■ Данный фрагмент:
○ ○ ○ ○ ○ ○ ○
Второй пример «своеобразного французского» касается слова «monde» в значении «модный свет», которое подробно описано в моем примечании к восьмой строке V строфы первой главы (le monde, le beau monde, le grand monde). Если верить г-ну Уилсону, в переводе поэмы оно всегда должно употребляться с артиклем «1е». Это, конечно, нелепая привычка (отстаиваемая главным образом теми, кто, подобно г-ну Уилсону, очень неуверен в себе и чувствует неловкость, употребляя «1е» и «1а»), в результате которой могло бы появиться выражение «le noisy monde» вместо «the noisy monde» (в главе восьмой, строфа XXXIV, строка 12). Английские писатели восемнадцатого и девятнадцатого столетия писали «the monde», а не «le monde». Уверен, что, если бы г-н Уилсон справился в Большом Оксфордском словаре, которого сейчас нет передо мной, он нашел бы примеры из Уолпола, Байрона, Теккерея и других писателей, подтверждающие мои слова. Что достаточно хорошо для них, то достаточно хорошо для Пушкина и для меня.
○ ○ ○ ○ ○ ○ ○
[Строки из собрания]
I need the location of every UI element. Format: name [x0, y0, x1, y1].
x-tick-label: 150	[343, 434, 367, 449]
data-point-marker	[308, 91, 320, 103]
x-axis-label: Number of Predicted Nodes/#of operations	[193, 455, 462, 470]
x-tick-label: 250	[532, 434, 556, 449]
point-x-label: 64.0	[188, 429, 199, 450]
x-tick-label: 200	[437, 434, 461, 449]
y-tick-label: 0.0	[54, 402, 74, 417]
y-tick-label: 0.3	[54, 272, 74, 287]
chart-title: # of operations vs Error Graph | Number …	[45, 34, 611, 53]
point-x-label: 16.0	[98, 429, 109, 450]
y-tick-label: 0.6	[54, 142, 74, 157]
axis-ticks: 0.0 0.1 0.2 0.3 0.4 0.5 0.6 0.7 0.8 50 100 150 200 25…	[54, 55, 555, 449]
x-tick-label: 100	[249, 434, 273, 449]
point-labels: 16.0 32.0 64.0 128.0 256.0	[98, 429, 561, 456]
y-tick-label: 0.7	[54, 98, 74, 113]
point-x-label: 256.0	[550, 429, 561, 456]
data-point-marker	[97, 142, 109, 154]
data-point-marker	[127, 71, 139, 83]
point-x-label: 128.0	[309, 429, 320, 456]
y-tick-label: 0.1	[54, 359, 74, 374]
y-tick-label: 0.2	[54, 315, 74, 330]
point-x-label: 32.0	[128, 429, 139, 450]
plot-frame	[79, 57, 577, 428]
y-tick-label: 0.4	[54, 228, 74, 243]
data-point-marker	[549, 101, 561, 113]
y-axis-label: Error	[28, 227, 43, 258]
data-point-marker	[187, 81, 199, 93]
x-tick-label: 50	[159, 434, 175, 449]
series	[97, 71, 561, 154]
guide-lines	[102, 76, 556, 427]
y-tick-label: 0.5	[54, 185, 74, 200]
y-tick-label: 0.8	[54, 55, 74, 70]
○ ○ ○ ○ ○ ○ ○
■ Короткое задание:
Перечислите писателей, чьи примеры, согласно фрагменту о слове «monde», г-н Уилсон нашел бы в Большом Оксфордском словаре.

■ Решение:
Уолпол, Байрон, Теккерей.